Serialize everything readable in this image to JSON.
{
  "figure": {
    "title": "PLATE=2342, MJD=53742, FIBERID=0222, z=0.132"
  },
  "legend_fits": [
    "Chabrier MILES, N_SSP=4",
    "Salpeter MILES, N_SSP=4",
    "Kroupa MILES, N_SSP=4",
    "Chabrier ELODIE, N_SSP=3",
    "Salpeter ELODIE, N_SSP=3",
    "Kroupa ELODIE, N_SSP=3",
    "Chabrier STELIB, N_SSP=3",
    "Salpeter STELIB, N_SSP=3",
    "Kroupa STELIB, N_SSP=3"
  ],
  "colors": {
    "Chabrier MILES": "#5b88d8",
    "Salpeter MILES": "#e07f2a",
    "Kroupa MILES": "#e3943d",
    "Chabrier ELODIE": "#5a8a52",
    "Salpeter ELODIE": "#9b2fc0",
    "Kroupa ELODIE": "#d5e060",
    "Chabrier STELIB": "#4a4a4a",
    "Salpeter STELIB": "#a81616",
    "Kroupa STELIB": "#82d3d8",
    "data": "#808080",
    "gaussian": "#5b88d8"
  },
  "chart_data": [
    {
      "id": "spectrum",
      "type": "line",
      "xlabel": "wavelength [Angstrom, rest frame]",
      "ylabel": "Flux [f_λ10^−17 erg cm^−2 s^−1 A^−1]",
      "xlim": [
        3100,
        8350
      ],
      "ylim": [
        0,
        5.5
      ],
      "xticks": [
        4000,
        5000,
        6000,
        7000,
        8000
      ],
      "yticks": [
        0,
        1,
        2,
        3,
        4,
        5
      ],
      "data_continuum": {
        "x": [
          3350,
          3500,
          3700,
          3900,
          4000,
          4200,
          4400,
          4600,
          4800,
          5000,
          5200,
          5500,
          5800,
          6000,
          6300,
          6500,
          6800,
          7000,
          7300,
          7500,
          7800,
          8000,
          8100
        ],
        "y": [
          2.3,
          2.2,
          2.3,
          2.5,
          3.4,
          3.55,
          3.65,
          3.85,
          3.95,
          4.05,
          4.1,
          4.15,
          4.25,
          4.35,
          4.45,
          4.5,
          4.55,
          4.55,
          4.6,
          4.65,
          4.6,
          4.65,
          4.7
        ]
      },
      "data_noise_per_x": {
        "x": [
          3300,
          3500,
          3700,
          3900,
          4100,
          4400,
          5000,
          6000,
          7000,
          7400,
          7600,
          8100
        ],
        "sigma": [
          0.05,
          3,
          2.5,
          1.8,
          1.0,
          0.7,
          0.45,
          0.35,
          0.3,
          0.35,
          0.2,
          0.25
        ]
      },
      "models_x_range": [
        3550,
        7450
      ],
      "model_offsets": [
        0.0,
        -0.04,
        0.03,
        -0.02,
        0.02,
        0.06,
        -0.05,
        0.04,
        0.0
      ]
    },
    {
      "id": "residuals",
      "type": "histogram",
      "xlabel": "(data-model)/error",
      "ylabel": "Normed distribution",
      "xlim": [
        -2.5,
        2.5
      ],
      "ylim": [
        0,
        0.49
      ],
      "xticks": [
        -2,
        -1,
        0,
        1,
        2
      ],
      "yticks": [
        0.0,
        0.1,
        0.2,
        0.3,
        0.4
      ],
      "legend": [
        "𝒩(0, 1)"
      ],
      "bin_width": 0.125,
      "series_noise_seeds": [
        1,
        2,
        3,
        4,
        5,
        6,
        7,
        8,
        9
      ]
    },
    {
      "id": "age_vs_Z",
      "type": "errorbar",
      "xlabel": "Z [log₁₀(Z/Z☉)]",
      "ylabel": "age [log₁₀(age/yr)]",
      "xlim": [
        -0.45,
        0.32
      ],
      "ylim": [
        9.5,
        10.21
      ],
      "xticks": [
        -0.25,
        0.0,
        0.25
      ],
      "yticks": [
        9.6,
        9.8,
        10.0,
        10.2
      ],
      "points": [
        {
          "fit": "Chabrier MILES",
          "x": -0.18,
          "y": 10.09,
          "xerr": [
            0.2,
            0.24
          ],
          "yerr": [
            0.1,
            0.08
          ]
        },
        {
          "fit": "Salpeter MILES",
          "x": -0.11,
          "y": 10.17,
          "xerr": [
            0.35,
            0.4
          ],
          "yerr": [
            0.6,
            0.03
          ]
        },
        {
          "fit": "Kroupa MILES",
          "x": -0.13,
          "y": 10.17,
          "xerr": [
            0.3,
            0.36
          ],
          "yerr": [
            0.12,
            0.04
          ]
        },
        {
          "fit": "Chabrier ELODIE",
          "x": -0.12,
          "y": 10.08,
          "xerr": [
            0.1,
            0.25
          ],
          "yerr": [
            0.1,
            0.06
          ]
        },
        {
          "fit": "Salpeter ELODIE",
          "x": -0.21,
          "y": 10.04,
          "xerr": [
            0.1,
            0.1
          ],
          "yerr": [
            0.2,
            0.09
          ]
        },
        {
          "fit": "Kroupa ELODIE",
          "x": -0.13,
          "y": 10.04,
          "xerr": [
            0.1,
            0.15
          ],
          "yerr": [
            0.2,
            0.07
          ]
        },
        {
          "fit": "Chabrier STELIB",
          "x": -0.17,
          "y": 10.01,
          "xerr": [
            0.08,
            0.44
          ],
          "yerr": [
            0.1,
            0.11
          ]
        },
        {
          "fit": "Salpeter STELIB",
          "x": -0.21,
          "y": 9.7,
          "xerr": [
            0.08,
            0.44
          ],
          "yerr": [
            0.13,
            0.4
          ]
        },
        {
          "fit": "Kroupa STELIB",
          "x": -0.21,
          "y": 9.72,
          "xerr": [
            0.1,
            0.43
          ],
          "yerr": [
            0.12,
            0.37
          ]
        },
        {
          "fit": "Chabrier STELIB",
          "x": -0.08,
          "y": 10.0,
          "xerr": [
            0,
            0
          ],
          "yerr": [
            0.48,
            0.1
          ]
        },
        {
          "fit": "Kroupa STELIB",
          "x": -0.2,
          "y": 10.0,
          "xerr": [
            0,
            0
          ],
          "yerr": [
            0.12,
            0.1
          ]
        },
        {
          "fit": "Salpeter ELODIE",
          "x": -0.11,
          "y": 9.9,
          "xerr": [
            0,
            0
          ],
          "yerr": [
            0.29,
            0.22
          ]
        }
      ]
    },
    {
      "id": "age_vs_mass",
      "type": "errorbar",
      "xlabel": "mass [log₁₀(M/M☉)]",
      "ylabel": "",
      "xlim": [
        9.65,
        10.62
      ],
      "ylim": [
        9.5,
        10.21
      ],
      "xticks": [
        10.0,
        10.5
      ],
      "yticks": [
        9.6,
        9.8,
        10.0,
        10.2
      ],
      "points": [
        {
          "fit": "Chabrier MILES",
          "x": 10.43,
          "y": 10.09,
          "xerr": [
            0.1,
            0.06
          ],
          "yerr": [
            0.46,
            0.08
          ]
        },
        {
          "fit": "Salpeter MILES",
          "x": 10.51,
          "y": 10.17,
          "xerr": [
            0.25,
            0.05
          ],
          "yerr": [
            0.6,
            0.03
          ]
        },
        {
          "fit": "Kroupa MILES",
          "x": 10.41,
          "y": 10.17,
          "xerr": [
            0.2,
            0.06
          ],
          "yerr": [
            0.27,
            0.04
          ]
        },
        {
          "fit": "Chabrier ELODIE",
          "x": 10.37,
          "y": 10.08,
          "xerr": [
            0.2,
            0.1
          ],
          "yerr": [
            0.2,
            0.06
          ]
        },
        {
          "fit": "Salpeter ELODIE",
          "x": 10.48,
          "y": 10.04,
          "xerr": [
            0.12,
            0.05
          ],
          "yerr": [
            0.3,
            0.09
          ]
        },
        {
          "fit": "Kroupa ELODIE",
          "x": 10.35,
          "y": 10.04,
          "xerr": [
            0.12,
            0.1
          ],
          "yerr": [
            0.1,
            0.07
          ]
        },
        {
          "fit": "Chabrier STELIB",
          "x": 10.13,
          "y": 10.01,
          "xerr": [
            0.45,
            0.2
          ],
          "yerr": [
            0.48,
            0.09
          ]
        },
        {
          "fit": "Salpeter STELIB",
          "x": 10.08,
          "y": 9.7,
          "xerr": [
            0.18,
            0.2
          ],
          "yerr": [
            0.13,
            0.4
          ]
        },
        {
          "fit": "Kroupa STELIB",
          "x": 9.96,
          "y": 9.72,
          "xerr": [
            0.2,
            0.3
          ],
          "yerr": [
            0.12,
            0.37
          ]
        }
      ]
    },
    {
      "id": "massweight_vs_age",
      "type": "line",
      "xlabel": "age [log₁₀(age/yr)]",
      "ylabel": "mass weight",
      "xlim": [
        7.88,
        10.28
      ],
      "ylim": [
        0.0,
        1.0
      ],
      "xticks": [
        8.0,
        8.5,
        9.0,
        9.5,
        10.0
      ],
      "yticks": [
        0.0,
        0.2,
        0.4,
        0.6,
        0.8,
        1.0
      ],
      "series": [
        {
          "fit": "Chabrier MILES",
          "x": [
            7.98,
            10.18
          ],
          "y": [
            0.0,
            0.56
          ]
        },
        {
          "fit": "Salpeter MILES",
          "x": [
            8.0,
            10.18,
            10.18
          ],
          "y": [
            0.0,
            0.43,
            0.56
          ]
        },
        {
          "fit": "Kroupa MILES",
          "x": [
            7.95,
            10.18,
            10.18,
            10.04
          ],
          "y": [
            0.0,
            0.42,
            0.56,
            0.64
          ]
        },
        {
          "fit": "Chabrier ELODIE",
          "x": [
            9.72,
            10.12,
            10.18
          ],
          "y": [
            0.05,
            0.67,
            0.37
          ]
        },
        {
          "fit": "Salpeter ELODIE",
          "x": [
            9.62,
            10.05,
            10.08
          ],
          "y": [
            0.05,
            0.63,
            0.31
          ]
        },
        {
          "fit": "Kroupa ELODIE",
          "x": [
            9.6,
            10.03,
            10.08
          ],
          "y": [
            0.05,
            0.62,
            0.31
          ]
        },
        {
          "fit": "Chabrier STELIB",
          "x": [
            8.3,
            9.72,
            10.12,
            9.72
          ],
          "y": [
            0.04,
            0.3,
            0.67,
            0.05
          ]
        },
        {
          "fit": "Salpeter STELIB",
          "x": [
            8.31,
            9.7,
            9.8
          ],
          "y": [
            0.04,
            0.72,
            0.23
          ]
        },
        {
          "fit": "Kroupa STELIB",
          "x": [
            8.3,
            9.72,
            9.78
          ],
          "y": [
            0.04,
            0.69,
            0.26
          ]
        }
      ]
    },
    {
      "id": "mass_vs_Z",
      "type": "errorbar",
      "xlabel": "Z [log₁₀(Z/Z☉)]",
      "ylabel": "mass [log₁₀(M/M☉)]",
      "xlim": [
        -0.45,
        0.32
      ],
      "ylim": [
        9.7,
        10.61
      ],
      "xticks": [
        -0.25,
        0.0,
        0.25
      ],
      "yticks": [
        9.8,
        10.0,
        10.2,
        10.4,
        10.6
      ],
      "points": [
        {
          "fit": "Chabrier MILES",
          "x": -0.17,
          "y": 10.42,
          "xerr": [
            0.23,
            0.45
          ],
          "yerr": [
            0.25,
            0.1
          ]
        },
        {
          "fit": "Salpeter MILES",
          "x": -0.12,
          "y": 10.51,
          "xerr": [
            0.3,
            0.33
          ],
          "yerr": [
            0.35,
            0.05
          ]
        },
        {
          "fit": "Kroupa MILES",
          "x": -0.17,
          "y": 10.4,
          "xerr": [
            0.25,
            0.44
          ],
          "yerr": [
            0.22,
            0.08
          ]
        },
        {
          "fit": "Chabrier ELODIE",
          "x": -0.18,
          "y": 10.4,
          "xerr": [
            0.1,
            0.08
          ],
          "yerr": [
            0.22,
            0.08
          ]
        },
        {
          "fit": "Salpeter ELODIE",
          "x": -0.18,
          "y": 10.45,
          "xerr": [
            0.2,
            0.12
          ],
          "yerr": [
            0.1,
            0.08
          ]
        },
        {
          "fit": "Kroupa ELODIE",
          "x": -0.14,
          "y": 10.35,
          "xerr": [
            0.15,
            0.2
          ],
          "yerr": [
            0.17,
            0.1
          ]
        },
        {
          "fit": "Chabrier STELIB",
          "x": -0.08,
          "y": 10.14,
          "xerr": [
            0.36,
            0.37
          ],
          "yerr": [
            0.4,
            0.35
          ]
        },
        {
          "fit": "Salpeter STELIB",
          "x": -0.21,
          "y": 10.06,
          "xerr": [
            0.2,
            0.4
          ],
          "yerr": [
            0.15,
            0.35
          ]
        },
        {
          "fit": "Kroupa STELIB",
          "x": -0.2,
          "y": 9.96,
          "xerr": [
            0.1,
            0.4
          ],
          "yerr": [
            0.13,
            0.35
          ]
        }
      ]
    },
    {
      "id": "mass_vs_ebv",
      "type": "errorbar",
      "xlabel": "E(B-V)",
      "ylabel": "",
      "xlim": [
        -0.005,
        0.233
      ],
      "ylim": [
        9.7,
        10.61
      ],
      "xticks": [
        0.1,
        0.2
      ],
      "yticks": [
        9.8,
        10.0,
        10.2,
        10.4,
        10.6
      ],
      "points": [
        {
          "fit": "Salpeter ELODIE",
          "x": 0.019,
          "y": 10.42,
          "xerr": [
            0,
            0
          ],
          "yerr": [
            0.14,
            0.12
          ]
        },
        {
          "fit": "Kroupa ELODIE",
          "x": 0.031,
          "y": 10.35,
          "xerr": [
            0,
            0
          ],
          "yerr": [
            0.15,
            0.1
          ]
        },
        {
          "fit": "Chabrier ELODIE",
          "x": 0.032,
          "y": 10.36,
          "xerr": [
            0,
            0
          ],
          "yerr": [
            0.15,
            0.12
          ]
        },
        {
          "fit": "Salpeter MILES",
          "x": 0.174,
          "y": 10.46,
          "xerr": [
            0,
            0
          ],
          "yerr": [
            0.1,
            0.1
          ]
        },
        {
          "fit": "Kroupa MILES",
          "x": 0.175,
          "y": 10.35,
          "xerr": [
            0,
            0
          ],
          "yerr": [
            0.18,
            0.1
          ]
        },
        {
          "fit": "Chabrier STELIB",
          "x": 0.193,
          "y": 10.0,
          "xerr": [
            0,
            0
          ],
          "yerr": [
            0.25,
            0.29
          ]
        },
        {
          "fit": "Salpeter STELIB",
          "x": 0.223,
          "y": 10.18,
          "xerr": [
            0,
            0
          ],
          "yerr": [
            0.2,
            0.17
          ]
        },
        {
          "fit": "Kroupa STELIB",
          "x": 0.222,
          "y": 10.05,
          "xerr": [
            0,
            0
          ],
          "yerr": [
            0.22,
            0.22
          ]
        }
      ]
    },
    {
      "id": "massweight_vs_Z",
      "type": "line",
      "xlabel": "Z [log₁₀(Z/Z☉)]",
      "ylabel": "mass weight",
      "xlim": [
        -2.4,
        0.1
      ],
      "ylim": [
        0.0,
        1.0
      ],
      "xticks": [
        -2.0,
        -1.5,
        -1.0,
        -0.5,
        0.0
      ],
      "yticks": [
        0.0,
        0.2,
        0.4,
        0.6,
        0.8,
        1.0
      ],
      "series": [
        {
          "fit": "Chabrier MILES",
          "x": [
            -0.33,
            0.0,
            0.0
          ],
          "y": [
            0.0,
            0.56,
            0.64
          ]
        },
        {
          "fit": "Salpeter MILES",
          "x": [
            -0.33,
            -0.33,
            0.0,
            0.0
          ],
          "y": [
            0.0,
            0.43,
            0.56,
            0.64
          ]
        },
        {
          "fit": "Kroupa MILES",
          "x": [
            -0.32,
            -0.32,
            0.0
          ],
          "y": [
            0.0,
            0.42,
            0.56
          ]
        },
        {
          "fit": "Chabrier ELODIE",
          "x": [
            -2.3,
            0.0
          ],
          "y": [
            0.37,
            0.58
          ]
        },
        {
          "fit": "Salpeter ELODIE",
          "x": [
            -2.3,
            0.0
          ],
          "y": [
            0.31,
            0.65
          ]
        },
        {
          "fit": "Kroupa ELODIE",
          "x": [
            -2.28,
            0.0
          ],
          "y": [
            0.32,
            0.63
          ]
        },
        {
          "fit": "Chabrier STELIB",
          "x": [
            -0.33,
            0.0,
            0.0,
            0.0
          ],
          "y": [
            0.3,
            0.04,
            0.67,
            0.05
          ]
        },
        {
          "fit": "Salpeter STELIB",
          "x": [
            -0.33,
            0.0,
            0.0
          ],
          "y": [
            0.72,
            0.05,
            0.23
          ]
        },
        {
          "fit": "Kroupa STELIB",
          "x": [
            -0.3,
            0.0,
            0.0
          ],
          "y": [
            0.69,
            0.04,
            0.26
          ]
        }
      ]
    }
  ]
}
* * *
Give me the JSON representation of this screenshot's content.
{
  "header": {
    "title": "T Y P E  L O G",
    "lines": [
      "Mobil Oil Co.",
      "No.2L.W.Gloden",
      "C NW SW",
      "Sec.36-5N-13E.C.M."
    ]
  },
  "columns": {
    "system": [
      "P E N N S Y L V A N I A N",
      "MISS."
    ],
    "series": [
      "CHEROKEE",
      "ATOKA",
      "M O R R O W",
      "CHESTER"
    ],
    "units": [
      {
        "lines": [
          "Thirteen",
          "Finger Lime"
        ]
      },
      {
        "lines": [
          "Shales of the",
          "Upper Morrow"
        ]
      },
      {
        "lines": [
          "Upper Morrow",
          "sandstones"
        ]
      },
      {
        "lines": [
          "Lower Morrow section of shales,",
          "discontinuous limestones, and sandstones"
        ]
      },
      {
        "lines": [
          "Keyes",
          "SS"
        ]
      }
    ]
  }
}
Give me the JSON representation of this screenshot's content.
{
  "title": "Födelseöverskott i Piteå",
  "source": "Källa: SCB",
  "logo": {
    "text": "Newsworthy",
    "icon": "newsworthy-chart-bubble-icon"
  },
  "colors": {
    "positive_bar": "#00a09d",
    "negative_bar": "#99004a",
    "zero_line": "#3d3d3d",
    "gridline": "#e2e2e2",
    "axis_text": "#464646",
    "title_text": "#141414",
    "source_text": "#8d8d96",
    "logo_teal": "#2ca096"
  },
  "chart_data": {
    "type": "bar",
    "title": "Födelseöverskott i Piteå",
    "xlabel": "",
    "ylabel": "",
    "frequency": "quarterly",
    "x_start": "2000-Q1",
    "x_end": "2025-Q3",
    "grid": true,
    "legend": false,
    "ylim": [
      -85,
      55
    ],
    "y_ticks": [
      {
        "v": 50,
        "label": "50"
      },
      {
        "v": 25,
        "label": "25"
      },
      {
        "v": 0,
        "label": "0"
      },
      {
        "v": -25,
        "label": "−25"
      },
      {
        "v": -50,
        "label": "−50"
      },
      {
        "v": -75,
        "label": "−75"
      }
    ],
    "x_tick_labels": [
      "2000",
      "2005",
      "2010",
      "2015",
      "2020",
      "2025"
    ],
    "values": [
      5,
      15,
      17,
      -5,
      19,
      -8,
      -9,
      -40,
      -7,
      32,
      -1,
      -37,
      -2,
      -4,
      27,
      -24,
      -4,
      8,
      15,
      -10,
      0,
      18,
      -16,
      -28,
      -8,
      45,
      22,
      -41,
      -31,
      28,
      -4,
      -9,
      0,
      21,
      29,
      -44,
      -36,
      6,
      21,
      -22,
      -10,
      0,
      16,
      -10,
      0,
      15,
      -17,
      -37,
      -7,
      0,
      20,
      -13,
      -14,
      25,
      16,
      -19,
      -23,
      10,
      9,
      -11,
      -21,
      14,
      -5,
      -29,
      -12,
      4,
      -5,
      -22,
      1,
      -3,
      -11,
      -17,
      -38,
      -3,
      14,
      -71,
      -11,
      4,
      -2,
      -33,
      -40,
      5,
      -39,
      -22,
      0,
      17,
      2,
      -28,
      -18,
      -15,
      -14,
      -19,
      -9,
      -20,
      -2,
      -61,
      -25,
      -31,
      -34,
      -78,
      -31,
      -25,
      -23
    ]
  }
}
---
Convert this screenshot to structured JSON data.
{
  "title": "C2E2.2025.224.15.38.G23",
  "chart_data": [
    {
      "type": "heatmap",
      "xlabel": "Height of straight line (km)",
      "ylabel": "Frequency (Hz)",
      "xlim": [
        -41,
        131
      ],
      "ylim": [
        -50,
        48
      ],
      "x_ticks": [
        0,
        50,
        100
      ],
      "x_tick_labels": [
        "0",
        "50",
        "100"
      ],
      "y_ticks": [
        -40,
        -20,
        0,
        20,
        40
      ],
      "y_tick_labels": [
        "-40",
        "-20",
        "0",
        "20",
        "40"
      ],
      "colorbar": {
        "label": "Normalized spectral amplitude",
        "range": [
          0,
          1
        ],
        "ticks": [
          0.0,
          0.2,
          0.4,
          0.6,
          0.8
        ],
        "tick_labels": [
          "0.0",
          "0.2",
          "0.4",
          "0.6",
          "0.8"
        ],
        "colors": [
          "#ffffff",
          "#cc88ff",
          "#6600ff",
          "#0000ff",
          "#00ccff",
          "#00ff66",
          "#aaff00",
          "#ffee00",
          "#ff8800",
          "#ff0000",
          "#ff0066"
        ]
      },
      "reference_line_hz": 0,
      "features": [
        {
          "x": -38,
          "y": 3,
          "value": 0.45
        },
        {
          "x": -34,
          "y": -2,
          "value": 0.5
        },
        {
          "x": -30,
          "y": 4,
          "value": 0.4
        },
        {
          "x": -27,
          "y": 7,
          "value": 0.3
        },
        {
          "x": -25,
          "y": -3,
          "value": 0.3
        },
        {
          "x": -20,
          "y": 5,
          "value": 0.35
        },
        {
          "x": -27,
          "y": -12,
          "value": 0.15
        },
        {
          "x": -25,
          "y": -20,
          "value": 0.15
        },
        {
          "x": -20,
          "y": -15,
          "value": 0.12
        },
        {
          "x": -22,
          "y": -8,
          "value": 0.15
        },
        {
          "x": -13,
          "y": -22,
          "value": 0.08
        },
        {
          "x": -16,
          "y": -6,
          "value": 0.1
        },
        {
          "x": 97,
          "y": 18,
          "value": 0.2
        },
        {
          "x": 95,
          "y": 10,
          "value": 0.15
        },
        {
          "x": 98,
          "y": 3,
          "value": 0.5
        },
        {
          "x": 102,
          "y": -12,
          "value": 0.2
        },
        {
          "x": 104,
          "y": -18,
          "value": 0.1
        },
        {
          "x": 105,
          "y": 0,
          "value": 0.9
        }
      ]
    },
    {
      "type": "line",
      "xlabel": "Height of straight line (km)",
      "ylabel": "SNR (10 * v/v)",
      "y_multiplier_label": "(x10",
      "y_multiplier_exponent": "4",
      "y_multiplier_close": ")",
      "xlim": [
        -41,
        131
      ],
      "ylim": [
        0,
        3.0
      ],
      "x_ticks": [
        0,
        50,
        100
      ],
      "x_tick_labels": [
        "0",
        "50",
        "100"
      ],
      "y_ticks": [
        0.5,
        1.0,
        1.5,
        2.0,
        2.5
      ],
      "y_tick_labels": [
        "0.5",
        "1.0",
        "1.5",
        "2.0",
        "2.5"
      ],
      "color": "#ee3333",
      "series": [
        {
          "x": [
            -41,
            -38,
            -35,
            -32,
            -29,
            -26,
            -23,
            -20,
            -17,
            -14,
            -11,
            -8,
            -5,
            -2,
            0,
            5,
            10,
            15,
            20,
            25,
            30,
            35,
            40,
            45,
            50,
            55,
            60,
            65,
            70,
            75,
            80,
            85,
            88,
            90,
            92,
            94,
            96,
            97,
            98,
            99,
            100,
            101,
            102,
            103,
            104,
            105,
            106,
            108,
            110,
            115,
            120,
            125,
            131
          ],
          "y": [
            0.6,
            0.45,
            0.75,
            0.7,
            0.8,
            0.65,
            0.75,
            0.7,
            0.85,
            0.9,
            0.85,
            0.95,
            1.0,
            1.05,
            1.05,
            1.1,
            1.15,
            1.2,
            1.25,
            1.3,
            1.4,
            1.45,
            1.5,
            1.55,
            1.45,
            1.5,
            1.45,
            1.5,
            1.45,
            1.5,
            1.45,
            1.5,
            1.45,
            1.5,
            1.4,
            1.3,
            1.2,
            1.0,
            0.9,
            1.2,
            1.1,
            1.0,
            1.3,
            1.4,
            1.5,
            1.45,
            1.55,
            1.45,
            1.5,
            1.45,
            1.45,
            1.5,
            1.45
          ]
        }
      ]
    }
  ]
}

§ **To do**
Extract every line that has the string "JSON" in it.

§ **Output of the exercise**
Serialize everything readable in this image to JSON.
Give me the JSON representation of this screenshot's content.
Give me the JSON representation of this screenshot's content.
Convert this screenshot to structured JSON data.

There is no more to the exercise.